Stated task: From the data that follows, copy every line holding the string "Bowman".

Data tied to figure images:
· · · ·
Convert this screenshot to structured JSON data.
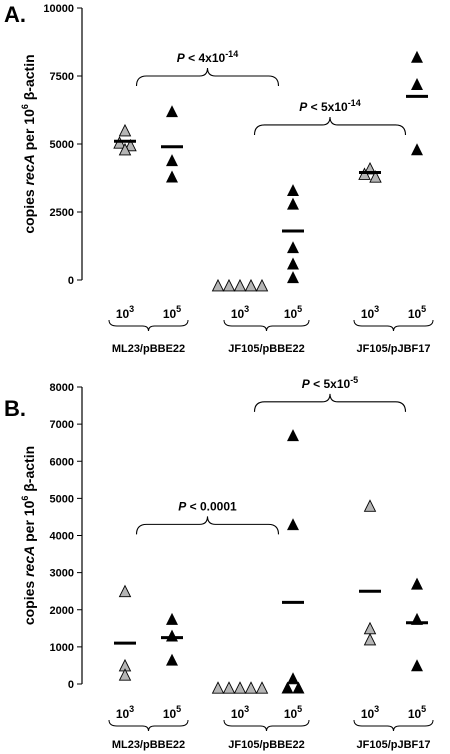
{
  "chart_data": [
    {
      "panel": "A.",
      "type": "scatter",
      "ylabel_parts": [
        "copies ",
        "recA",
        " per 10",
        "6",
        " β-actin"
      ],
      "ylim": [
        0,
        10000
      ],
      "yticks": [
        0,
        2500,
        5000,
        7500,
        10000
      ],
      "yticklabels": [
        "0",
        "2500",
        "5000",
        "7500",
        "10000"
      ],
      "doses": [
        {
          "base": "10",
          "exp": "3"
        },
        {
          "base": "10",
          "exp": "5"
        },
        {
          "base": "10",
          "exp": "3"
        },
        {
          "base": "10",
          "exp": "5"
        },
        {
          "base": "10",
          "exp": "3"
        },
        {
          "base": "10",
          "exp": "5"
        }
      ],
      "groups": [
        "ML23/pBBE22",
        "JF105/pBBE22",
        "JF105/pJBF17"
      ],
      "series": [
        {
          "color": "#b5b5b5",
          "points": [
            [
              1,
              5500
            ],
            [
              1,
              4800
            ],
            [
              1,
              5050
            ],
            [
              1,
              4950
            ]
          ]
        },
        {
          "color": "#000000",
          "points": [
            [
              2,
              6200
            ],
            [
              2,
              4400
            ],
            [
              2,
              3800
            ]
          ]
        },
        {
          "color": "#b5b5b5",
          "points": [
            [
              3,
              -200
            ],
            [
              3,
              -200
            ],
            [
              3,
              -200
            ],
            [
              3,
              -200
            ],
            [
              3,
              -200
            ]
          ]
        },
        {
          "color": "#000000",
          "points": [
            [
              4,
              3300
            ],
            [
              4,
              2800
            ],
            [
              4,
              1200
            ],
            [
              4,
              600
            ],
            [
              4,
              100
            ]
          ]
        },
        {
          "color": "#b5b5b5",
          "points": [
            [
              5,
              3900
            ],
            [
              5,
              4100
            ],
            [
              5,
              3800
            ]
          ]
        },
        {
          "color": "#000000",
          "points": [
            [
              6,
              8200
            ],
            [
              6,
              7200
            ],
            [
              6,
              4800
            ]
          ]
        }
      ],
      "means": [
        {
          "x": 1,
          "y": 5100
        },
        {
          "x": 2,
          "y": 4900
        },
        {
          "x": 4,
          "y": 1800
        },
        {
          "x": 5,
          "y": 3950
        },
        {
          "x": 6,
          "y": 6750
        }
      ],
      "annotations": [
        {
          "prefix": "P",
          "text": " < 4x10",
          "sup": "-14",
          "from": 1.5,
          "to": 3.5,
          "y": 7500
        },
        {
          "prefix": "P",
          "text": " < 5x10",
          "sup": "-14",
          "from": 3.5,
          "to": 5.5,
          "y": 5700
        }
      ]
    },
    {
      "panel": "B.",
      "type": "scatter",
      "ylabel_parts": [
        "copies ",
        "recA",
        " per 10",
        "6",
        " β-actin"
      ],
      "ylim": [
        0,
        8000
      ],
      "yticks": [
        0,
        1000,
        2000,
        3000,
        4000,
        5000,
        6000,
        7000,
        8000
      ],
      "yticklabels": [
        "0",
        "1000",
        "2000",
        "3000",
        "4000",
        "5000",
        "6000",
        "7000",
        "8000"
      ],
      "doses": [
        {
          "base": "10",
          "exp": "3"
        },
        {
          "base": "10",
          "exp": "5"
        },
        {
          "base": "10",
          "exp": "3"
        },
        {
          "base": "10",
          "exp": "5"
        },
        {
          "base": "10",
          "exp": "3"
        },
        {
          "base": "10",
          "exp": "5"
        }
      ],
      "groups": [
        "ML23/pBBE22",
        "JF105/pBBE22",
        "JF105/pJBF17"
      ],
      "series": [
        {
          "color": "#b5b5b5",
          "points": [
            [
              1,
              2500
            ],
            [
              1,
              500
            ],
            [
              1,
              250
            ]
          ]
        },
        {
          "color": "#000000",
          "points": [
            [
              2,
              1750
            ],
            [
              2,
              1300
            ],
            [
              2,
              650
            ]
          ]
        },
        {
          "color": "#b5b5b5",
          "points": [
            [
              3,
              -100
            ],
            [
              3,
              -100
            ],
            [
              3,
              -100
            ],
            [
              3,
              -100
            ],
            [
              3,
              -100
            ]
          ]
        },
        {
          "color": "#000000",
          "points": [
            [
              4,
              6700
            ],
            [
              4,
              4300
            ],
            [
              4,
              150
            ],
            [
              4,
              -100
            ],
            [
              4,
              -100
            ]
          ]
        },
        {
          "color": "#b5b5b5",
          "points": [
            [
              5,
              4800
            ],
            [
              5,
              1500
            ],
            [
              5,
              1200
            ]
          ]
        },
        {
          "color": "#000000",
          "points": [
            [
              6,
              2700
            ],
            [
              6,
              1750
            ],
            [
              6,
              500
            ]
          ]
        }
      ],
      "means": [
        {
          "x": 1,
          "y": 1100
        },
        {
          "x": 2,
          "y": 1250
        },
        {
          "x": 4,
          "y": 2200
        },
        {
          "x": 5,
          "y": 2500
        },
        {
          "x": 6,
          "y": 1650
        }
      ],
      "annotations": [
        {
          "prefix": "P",
          "text": " < 0.0001",
          "sup": "",
          "from": 1.5,
          "to": 3.5,
          "y": 4300
        },
        {
          "prefix": "P",
          "text": " < 5x10",
          "sup": "-5",
          "from": 3.5,
          "to": 5.5,
          "y": 7600
        }
      ]
    }
  ]
}
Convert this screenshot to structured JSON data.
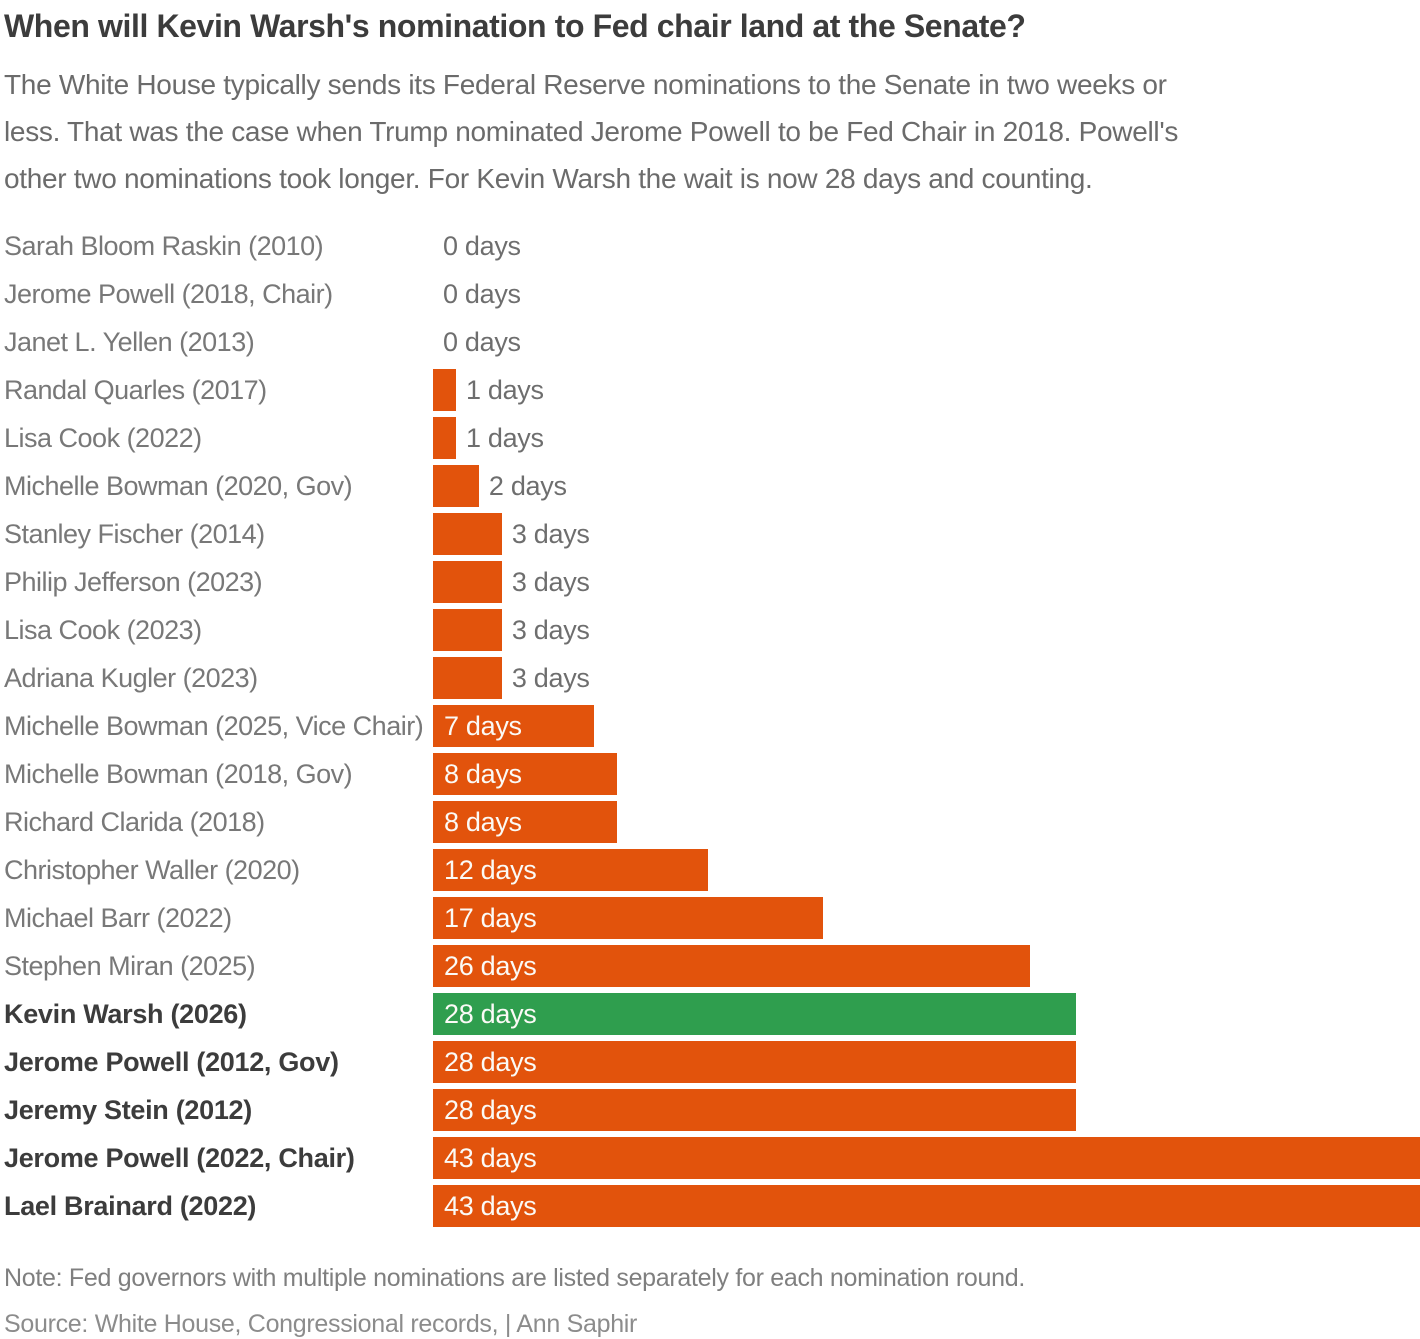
{
  "header": {
    "title": "When will Kevin Warsh's nomination to Fed chair land at the Senate?",
    "subtitle": "The White House typically sends its Federal Reserve nominations to the Senate in two weeks or\nless. That was the case when Trump nominated Jerome Powell to be Fed Chair in 2018. Powell's\nother two nominations took longer. For Kevin Warsh the wait is now 28 days and counting."
  },
  "chart_data": {
    "type": "bar",
    "orientation": "horizontal",
    "unit": "days",
    "xlim": [
      0,
      43
    ],
    "grid": false,
    "legend": false,
    "bar_color": "#E2530C",
    "highlight_color": "#2F9E4E",
    "inside_label_color": "#FBFAF6",
    "outside_label_color": "#6E6E6E",
    "label_inside_threshold": 7,
    "rows": [
      {
        "name": "Sarah Bloom Raskin (2010)",
        "value": 0,
        "label": "0 days",
        "bold": false,
        "highlight": false
      },
      {
        "name": "Jerome Powell (2018, Chair)",
        "value": 0,
        "label": "0 days",
        "bold": false,
        "highlight": false
      },
      {
        "name": "Janet L. Yellen (2013)",
        "value": 0,
        "label": "0 days",
        "bold": false,
        "highlight": false
      },
      {
        "name": "Randal Quarles (2017)",
        "value": 1,
        "label": "1 days",
        "bold": false,
        "highlight": false
      },
      {
        "name": "Lisa Cook (2022)",
        "value": 1,
        "label": "1 days",
        "bold": false,
        "highlight": false
      },
      {
        "name": "Michelle Bowman (2020, Gov)",
        "value": 2,
        "label": "2 days",
        "bold": false,
        "highlight": false
      },
      {
        "name": "Stanley Fischer (2014)",
        "value": 3,
        "label": "3 days",
        "bold": false,
        "highlight": false
      },
      {
        "name": "Philip Jefferson (2023)",
        "value": 3,
        "label": "3 days",
        "bold": false,
        "highlight": false
      },
      {
        "name": "Lisa Cook (2023)",
        "value": 3,
        "label": "3 days",
        "bold": false,
        "highlight": false
      },
      {
        "name": "Adriana Kugler (2023)",
        "value": 3,
        "label": "3 days",
        "bold": false,
        "highlight": false
      },
      {
        "name": "Michelle Bowman (2025, Vice Chair)",
        "value": 7,
        "label": "7 days",
        "bold": false,
        "highlight": false
      },
      {
        "name": "Michelle Bowman (2018, Gov)",
        "value": 8,
        "label": "8 days",
        "bold": false,
        "highlight": false
      },
      {
        "name": "Richard Clarida (2018)",
        "value": 8,
        "label": "8 days",
        "bold": false,
        "highlight": false
      },
      {
        "name": "Christopher Waller (2020)",
        "value": 12,
        "label": "12 days",
        "bold": false,
        "highlight": false
      },
      {
        "name": "Michael Barr (2022)",
        "value": 17,
        "label": "17 days",
        "bold": false,
        "highlight": false
      },
      {
        "name": "Stephen Miran (2025)",
        "value": 26,
        "label": "26 days",
        "bold": false,
        "highlight": false
      },
      {
        "name": "Kevin Warsh (2026)",
        "value": 28,
        "label": "28 days",
        "bold": true,
        "highlight": true
      },
      {
        "name": "Jerome Powell (2012, Gov)",
        "value": 28,
        "label": "28 days",
        "bold": true,
        "highlight": false
      },
      {
        "name": "Jeremy Stein (2012)",
        "value": 28,
        "label": "28 days",
        "bold": true,
        "highlight": false
      },
      {
        "name": "Jerome Powell (2022, Chair)",
        "value": 43,
        "label": "43 days",
        "bold": true,
        "highlight": false
      },
      {
        "name": "Lael Brainard (2022)",
        "value": 43,
        "label": "43 days",
        "bold": true,
        "highlight": false
      }
    ]
  },
  "footer": {
    "note": "Note: Fed governors with multiple nominations are listed separately for each nomination round.",
    "source": "Source: White House, Congressional records,  | Ann Saphir"
  }
}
· · · ·
Answer to this problem:
        "name": "Michelle Bowman (2020, Gov)",
        "name": "Michelle Bowman (2025, Vice Chair)",
        "name": "Michelle Bowman (2018, Gov)",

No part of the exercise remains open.